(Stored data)
* * *

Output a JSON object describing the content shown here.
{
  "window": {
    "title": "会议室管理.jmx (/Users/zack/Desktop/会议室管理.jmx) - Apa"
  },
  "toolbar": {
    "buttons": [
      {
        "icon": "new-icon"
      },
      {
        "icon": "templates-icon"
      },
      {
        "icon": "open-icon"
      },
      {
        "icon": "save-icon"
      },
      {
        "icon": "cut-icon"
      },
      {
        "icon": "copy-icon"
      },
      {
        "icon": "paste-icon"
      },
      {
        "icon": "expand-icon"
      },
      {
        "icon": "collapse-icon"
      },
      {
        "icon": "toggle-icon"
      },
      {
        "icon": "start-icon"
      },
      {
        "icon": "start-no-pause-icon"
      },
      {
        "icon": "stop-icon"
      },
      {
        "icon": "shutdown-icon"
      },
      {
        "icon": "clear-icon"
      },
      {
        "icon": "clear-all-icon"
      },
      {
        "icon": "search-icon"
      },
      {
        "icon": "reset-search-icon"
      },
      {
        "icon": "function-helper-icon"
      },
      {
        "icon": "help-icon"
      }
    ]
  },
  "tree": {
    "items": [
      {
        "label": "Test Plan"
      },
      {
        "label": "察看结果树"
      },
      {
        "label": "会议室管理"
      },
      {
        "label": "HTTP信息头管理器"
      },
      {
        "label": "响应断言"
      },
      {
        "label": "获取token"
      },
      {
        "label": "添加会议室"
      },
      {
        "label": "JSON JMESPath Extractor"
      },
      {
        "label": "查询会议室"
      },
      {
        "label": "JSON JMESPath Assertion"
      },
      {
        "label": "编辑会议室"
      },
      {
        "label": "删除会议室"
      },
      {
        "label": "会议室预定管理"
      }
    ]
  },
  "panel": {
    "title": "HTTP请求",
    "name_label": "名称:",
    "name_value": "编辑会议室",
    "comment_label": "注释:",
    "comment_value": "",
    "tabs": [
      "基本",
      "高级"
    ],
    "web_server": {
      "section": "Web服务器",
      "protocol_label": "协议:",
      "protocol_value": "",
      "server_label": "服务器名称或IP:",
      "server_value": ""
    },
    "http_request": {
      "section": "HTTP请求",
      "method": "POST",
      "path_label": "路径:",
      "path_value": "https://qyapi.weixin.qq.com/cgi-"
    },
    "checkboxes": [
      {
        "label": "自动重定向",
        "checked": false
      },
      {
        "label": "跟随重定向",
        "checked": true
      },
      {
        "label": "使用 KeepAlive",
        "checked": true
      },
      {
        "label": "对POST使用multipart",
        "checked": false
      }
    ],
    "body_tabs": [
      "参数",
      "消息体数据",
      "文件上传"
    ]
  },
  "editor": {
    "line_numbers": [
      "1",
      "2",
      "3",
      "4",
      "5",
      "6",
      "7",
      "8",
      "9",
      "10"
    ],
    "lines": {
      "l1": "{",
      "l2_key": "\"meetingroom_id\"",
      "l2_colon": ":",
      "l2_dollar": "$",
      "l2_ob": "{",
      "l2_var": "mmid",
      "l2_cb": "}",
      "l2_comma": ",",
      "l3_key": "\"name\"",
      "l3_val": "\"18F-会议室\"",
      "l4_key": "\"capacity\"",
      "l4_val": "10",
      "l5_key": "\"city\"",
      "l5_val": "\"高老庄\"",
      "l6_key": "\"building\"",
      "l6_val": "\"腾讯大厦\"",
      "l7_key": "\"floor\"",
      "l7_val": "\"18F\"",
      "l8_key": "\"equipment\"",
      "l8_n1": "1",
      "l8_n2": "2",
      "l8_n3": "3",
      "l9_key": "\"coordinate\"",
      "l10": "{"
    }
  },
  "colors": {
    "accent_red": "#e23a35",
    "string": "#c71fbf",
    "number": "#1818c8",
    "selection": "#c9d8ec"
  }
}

* * *

What you have to do — Repeat each record exactly, leaving nothing out.

The response —
Output a JSON object describing the content shown here.
{
  "window": {
    "title": "会议室管理.jmx (/Users/zack/Desktop/会议室管理.jmx) - Apa"
  },
  "toolbar": {
    "buttons": [
      {
        "icon": "new-icon"
      },
      {
        "icon": "templates-icon"
      },
      {
        "icon": "open-icon"
      },
      {
        "icon": "save-icon"
      },
      {
        "icon": "cut-icon"
      },
      {
        "icon": "copy-icon"
      },
      {
        "icon": "paste-icon"
      },
      {
        "icon": "expand-icon"
      },
      {
        "icon": "collapse-icon"
      },
      {
        "icon": "toggle-icon"
      },
      {
        "icon": "start-icon"
      },
      {
        "icon": "start-no-pause-icon"
      },
      {
        "icon": "stop-icon"
      },
      {
        "icon": "shutdown-icon"
      },
      {
        "icon": "clear-icon"
      },
      {
        "icon": "clear-all-icon"
      },
      {
        "icon": "search-icon"
      },
      {
        "icon": "reset-search-icon"
      },
      {
        "icon": "function-helper-icon"
      },
      {
        "icon": "help-icon"
      }
    ]
  },
  "tree": {
    "items": [
      {
        "label": "Test Plan"
      },
      {
        "label": "察看结果树"
      },
      {
        "label": "会议室管理"
      },
      {
        "label": "HTTP信息头管理器"
      },
      {
        "label": "响应断言"
      },
      {
        "label": "获取token"
      },
      {
        "label": "添加会议室"
      },
      {
        "label": "JSON JMESPath Extractor"
      },
      {
        "label": "查询会议室"
      },
      {
        "label": "JSON JMESPath Assertion"
      },
      {
        "label": "编辑会议室"
      },
      {
        "label": "删除会议室"
      },
      {
        "label": "会议室预定管理"
      }
    ]
  },
  "panel": {
    "title": "HTTP请求",
    "name_label": "名称:",
    "name_value": "编辑会议室",
    "comment_label": "注释:",
    "comment_value": "",
    "tabs": [
      "基本",
      "高级"
    ],
    "web_server": {
      "section": "Web服务器",
      "protocol_label": "协议:",
      "protocol_value": "",
      "server_label": "服务器名称或IP:",
      "server_value": ""
    },
    "http_request": {
      "section": "HTTP请求",
      "method": "POST",
      "path_label": "路径:",
      "path_value": "https://qyapi.weixin.qq.com/cgi-"
    },
    "checkboxes": [
      {
        "label": "自动重定向",
        "checked": false
      },
      {
        "label": "跟随重定向",
        "checked": true
      },
      {
        "label": "使用 KeepAlive",
        "checked": true
      },
      {
        "label": "对POST使用multipart",
        "checked": false
      }
    ],
    "body_tabs": [
      "参数",
      "消息体数据",
      "文件上传"
    ]
  },
  "editor": {
    "line_numbers": [
      "1",
      "2",
      "3",
      "4",
      "5",
      "6",
      "7",
      "8",
      "9",
      "10"
    ],
    "lines": {
      "l1": "{",
      "l2_key": "\"meetingroom_id\"",
      "l2_colon": ":",
      "l2_dollar": "$",
      "l2_ob": "{",
      "l2_var": "mmid",
      "l2_cb": "}",
      "l2_comma": ",",
      "l3_key": "\"name\"",
      "l3_val": "\"18F-会议室\"",
      "l4_key": "\"capacity\"",
      "l4_val": "10",
      "l5_key": "\"city\"",
      "l5_val": "\"高老庄\"",
      "l6_key": "\"building\"",
      "l6_val": "\"腾讯大厦\"",
      "l7_key": "\"floor\"",
      "l7_val": "\"18F\"",
      "l8_key": "\"equipment\"",
      "l8_n1": "1",
      "l8_n2": "2",
      "l8_n3": "3",
      "l9_key": "\"coordinate\"",
      "l10": "{"
    }
  },
  "colors": {
    "accent_red": "#e23a35",
    "string": "#c71fbf",
    "number": "#1818c8",
    "selection": "#c9d8ec"
  }
}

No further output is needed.